[Start of GIVEN DATA]

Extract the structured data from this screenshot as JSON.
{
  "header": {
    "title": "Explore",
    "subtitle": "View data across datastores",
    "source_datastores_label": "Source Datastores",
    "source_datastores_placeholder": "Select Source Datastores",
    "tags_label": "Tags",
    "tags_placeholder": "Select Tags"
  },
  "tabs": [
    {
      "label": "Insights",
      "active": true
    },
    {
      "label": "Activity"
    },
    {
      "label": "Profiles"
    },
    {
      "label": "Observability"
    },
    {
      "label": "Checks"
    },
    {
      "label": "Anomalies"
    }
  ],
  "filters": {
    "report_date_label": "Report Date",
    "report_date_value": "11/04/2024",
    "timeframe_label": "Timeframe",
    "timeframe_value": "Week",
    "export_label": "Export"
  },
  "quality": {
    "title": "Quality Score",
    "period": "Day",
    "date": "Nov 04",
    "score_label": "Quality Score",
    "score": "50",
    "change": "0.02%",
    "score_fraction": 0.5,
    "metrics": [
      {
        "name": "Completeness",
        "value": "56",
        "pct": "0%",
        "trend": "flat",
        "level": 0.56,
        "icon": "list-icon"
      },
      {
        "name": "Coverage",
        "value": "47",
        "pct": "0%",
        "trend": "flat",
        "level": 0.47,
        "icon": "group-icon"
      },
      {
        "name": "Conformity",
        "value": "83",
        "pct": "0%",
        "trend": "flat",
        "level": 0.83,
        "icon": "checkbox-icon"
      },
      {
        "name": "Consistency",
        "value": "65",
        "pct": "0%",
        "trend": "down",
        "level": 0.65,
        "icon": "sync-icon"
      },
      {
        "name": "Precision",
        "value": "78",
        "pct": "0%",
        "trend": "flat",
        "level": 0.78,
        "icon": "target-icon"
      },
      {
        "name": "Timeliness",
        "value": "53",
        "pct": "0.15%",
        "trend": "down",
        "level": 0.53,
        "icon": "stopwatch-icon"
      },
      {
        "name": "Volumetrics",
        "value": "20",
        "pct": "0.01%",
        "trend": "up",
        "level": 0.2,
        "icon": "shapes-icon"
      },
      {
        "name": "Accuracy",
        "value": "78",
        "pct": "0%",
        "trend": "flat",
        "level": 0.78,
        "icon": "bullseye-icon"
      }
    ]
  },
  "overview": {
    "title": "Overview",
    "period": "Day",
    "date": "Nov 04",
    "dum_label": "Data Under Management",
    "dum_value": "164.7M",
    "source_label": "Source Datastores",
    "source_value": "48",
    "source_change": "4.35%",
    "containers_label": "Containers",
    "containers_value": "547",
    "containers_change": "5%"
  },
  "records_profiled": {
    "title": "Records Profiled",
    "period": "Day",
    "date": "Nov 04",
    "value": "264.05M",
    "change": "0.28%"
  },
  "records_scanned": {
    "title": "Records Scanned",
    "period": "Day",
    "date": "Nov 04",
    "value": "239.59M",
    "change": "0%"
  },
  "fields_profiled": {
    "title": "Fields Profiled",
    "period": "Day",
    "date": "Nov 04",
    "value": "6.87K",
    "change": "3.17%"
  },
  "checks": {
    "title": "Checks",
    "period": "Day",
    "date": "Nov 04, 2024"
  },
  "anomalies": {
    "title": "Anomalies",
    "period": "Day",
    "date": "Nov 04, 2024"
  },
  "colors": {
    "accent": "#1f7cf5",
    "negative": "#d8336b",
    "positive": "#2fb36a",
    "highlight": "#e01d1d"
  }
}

[End of GIVEN DATA]

**PROBLEM DETAILS**
Set every line of the listing down word for word.

**FINAL RESULT**
Extract the structured data from this screenshot as JSON.
{
  "header": {
    "title": "Explore",
    "subtitle": "View data across datastores",
    "source_datastores_label": "Source Datastores",
    "source_datastores_placeholder": "Select Source Datastores",
    "tags_label": "Tags",
    "tags_placeholder": "Select Tags"
  },
  "tabs": [
    {
      "label": "Insights",
      "active": true
    },
    {
      "label": "Activity"
    },
    {
      "label": "Profiles"
    },
    {
      "label": "Observability"
    },
    {
      "label": "Checks"
    },
    {
      "label": "Anomalies"
    }
  ],
  "filters": {
    "report_date_label": "Report Date",
    "report_date_value": "11/04/2024",
    "timeframe_label": "Timeframe",
    "timeframe_value": "Week",
    "export_label": "Export"
  },
  "quality": {
    "title": "Quality Score",
    "period": "Day",
    "date": "Nov 04",
    "score_label": "Quality Score",
    "score": "50",
    "change": "0.02%",
    "score_fraction": 0.5,
    "metrics": [
      {
        "name": "Completeness",
        "value": "56",
        "pct": "0%",
        "trend": "flat",
        "level": 0.56,
        "icon": "list-icon"
      },
      {
        "name": "Coverage",
        "value": "47",
        "pct": "0%",
        "trend": "flat",
        "level": 0.47,
        "icon": "group-icon"
      },
      {
        "name": "Conformity",
        "value": "83",
        "pct": "0%",
        "trend": "flat",
        "level": 0.83,
        "icon": "checkbox-icon"
      },
      {
        "name": "Consistency",
        "value": "65",
        "pct": "0%",
        "trend": "down",
        "level": 0.65,
        "icon": "sync-icon"
      },
      {
        "name": "Precision",
        "value": "78",
        "pct": "0%",
        "trend": "flat",
        "level": 0.78,
        "icon": "target-icon"
      },
      {
        "name": "Timeliness",
        "value": "53",
        "pct": "0.15%",
        "trend": "down",
        "level": 0.53,
        "icon": "stopwatch-icon"
      },
      {
        "name": "Volumetrics",
        "value": "20",
        "pct": "0.01%",
        "trend": "up",
        "level": 0.2,
        "icon": "shapes-icon"
      },
      {
        "name": "Accuracy",
        "value": "78",
        "pct": "0%",
        "trend": "flat",
        "level": 0.78,
        "icon": "bullseye-icon"
      }
    ]
  },
  "overview": {
    "title": "Overview",
    "period": "Day",
    "date": "Nov 04",
    "dum_label": "Data Under Management",
    "dum_value": "164.7M",
    "source_label": "Source Datastores",
    "source_value": "48",
    "source_change": "4.35%",
    "containers_label": "Containers",
    "containers_value": "547",
    "containers_change": "5%"
  },
  "records_profiled": {
    "title": "Records Profiled",
    "period": "Day",
    "date": "Nov 04",
    "value": "264.05M",
    "change": "0.28%"
  },
  "records_scanned": {
    "title": "Records Scanned",
    "period": "Day",
    "date": "Nov 04",
    "value": "239.59M",
    "change": "0%"
  },
  "fields_profiled": {
    "title": "Fields Profiled",
    "period": "Day",
    "date": "Nov 04",
    "value": "6.87K",
    "change": "3.17%"
  },
  "checks": {
    "title": "Checks",
    "period": "Day",
    "date": "Nov 04, 2024"
  },
  "anomalies": {
    "title": "Anomalies",
    "period": "Day",
    "date": "Nov 04, 2024"
  },
  "colors": {
    "accent": "#1f7cf5",
    "negative": "#d8336b",
    "positive": "#2fb36a",
    "highlight": "#e01d1d"
  }
}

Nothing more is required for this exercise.